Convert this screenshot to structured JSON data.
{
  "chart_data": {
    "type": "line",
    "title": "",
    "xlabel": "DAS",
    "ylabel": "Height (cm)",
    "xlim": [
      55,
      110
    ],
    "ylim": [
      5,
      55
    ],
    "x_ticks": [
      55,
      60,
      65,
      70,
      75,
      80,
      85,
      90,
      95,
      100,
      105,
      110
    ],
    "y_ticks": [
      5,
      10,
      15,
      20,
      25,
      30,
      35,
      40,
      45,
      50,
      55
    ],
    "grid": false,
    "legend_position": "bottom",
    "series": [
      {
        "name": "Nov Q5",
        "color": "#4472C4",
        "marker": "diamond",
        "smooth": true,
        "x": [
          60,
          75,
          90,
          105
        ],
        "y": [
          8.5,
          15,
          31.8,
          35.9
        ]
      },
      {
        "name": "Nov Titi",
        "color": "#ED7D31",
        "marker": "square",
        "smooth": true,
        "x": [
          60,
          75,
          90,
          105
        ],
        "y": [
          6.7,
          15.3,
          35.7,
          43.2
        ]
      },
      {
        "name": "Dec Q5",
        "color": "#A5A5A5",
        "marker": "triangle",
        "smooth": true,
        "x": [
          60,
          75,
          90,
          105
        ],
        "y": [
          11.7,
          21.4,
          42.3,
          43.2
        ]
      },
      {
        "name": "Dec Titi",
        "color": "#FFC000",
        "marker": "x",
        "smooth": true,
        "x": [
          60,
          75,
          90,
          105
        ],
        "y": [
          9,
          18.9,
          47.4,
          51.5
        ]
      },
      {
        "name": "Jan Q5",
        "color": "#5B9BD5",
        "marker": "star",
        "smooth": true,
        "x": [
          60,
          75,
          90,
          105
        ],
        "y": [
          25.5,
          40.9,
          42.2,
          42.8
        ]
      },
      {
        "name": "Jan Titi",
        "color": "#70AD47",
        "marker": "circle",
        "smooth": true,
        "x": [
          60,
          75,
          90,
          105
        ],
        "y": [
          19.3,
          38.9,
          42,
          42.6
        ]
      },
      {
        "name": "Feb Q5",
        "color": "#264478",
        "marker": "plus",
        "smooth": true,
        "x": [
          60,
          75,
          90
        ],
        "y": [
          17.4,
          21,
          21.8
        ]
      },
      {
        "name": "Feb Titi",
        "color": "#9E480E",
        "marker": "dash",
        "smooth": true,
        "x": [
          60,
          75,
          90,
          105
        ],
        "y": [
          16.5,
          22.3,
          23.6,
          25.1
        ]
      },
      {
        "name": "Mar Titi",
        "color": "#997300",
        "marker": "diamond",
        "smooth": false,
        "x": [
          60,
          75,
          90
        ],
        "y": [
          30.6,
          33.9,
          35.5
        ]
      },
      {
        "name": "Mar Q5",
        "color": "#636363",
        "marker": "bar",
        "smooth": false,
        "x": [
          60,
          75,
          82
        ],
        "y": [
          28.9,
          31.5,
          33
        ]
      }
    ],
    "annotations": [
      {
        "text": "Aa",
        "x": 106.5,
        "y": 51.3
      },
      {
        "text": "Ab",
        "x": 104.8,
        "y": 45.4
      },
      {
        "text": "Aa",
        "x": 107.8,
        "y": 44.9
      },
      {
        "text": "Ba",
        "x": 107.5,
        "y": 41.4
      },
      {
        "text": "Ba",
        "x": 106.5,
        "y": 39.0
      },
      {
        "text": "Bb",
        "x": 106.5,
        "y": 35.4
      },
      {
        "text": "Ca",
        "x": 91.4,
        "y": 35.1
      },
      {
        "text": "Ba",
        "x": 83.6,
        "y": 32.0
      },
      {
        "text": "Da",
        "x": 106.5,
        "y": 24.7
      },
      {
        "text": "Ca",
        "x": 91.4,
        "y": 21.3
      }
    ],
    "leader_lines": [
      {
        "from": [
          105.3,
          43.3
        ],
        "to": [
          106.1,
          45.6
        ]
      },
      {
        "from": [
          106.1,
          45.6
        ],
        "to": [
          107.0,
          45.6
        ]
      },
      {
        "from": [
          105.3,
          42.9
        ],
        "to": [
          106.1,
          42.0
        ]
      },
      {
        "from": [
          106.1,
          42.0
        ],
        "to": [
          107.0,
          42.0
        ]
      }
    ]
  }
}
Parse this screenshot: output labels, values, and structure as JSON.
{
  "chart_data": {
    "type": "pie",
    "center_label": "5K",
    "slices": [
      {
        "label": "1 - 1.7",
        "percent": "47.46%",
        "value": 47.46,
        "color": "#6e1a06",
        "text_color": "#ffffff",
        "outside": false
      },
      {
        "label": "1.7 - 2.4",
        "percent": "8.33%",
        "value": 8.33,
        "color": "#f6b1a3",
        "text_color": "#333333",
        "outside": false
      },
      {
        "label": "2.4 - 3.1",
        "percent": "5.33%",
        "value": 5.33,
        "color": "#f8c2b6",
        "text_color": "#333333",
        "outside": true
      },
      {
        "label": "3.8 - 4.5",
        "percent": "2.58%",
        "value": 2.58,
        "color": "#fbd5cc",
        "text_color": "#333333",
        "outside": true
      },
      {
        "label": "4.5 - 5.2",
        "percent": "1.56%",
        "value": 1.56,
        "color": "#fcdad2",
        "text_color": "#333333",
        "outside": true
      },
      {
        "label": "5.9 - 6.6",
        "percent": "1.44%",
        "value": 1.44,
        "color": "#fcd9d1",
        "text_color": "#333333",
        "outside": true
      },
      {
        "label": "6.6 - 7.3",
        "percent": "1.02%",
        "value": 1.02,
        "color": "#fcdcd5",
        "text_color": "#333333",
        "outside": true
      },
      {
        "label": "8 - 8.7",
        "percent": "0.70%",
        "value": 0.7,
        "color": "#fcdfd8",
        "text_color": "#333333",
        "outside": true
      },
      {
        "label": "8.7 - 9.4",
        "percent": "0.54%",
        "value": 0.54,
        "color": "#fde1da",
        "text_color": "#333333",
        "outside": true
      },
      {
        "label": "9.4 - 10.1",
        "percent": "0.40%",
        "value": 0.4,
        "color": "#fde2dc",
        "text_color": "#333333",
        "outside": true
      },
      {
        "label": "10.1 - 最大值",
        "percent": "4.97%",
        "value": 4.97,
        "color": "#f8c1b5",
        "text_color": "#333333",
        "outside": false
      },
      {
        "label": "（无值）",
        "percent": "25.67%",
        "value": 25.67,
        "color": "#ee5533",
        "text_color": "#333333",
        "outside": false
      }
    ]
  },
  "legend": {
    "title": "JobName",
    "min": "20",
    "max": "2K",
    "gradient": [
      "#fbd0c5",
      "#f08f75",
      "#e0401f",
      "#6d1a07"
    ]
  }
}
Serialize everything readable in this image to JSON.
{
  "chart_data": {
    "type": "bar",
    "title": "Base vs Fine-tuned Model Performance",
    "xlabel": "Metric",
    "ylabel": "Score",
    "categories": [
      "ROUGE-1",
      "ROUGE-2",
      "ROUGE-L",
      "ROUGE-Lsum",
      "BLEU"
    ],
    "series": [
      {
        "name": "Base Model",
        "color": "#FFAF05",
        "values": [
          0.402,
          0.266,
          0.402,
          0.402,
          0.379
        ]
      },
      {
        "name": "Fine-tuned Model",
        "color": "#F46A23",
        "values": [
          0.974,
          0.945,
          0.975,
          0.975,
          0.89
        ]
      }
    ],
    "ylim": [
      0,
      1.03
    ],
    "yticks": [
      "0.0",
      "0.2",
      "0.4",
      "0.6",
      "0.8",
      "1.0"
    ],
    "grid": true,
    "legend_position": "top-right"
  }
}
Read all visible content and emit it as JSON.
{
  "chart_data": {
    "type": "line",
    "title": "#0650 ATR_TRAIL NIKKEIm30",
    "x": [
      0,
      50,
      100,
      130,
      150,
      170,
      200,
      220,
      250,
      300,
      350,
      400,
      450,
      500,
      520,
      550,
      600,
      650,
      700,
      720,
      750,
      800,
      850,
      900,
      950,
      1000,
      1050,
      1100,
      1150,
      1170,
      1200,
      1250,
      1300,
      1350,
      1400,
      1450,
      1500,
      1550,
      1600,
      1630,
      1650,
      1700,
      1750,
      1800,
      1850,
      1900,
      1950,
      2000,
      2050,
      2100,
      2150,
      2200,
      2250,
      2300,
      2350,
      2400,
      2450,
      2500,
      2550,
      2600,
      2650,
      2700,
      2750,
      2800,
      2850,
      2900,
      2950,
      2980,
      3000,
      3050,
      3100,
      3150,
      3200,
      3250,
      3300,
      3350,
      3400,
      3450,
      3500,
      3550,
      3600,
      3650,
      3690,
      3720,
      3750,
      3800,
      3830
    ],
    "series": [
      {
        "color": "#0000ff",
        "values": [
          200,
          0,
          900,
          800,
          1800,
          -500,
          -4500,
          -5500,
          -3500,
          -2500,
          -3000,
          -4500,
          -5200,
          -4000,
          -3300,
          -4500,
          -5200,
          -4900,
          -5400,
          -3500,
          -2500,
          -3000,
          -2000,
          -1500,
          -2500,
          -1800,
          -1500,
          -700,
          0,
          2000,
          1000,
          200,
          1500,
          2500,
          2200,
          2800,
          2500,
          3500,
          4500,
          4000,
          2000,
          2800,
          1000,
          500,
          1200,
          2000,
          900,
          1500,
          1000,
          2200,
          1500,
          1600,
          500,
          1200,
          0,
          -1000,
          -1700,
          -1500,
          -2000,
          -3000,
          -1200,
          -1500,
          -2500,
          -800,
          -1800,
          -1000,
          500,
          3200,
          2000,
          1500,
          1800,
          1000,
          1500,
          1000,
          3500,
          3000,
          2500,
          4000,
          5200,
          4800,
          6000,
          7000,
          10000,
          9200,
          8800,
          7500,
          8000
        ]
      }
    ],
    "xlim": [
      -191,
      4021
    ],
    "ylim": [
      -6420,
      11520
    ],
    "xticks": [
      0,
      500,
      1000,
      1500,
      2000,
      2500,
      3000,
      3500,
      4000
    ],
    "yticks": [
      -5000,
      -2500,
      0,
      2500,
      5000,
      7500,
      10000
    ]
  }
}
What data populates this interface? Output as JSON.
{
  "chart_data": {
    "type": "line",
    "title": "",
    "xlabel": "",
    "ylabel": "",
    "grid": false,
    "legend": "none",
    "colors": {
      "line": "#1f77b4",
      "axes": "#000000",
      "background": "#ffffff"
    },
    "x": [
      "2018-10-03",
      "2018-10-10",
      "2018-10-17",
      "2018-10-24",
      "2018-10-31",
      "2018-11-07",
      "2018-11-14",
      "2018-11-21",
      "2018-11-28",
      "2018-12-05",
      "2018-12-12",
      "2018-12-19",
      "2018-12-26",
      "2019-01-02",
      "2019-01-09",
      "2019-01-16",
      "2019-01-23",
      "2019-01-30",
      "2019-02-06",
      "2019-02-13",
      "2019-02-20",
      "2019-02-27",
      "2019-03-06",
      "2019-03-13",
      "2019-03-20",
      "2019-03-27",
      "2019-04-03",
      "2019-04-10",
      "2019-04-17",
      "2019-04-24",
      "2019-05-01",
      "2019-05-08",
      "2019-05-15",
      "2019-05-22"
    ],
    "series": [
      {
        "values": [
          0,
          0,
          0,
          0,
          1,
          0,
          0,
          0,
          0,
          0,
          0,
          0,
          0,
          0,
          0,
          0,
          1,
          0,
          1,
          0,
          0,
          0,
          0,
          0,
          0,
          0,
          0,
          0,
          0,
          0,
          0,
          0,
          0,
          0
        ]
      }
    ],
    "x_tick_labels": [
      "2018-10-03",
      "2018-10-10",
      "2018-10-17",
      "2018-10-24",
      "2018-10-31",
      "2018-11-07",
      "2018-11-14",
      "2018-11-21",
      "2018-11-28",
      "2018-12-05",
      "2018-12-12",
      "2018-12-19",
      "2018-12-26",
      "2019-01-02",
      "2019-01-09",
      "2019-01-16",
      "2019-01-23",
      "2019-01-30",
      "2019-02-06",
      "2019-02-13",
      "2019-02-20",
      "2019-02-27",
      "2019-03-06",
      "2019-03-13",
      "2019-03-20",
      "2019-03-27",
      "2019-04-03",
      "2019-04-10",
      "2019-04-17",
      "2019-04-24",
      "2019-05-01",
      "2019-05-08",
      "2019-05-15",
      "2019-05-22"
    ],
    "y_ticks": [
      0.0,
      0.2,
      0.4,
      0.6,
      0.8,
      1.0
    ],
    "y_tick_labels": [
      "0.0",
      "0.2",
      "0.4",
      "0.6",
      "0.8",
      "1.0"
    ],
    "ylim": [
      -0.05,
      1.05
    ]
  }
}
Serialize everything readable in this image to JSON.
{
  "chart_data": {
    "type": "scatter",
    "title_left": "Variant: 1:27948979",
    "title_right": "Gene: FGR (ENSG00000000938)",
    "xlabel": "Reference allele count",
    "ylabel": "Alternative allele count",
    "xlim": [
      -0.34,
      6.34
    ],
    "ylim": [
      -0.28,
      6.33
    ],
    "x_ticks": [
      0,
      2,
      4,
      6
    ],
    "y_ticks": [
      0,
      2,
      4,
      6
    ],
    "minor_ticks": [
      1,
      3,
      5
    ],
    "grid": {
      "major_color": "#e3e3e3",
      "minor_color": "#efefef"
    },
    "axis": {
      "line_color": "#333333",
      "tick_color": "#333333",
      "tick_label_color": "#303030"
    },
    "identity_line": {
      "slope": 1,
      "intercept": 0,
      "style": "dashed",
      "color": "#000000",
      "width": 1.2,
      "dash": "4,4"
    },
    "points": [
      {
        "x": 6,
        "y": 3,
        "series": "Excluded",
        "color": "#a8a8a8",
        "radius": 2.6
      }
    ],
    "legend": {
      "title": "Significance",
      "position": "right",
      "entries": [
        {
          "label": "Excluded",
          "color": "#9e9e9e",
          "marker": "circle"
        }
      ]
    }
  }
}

## [EXERCISE DETAILS]
In the listing, find each line with the string "this" and copy it.

## [EXPECTED ANSWER]
Convert this screenshot to structured JSON data.
Parse this screenshot: output labels, values, and structure as JSON.
Serialize everything readable in this image to JSON.
What data populates this interface? Output as JSON.
Serialize everything readable in this image to JSON.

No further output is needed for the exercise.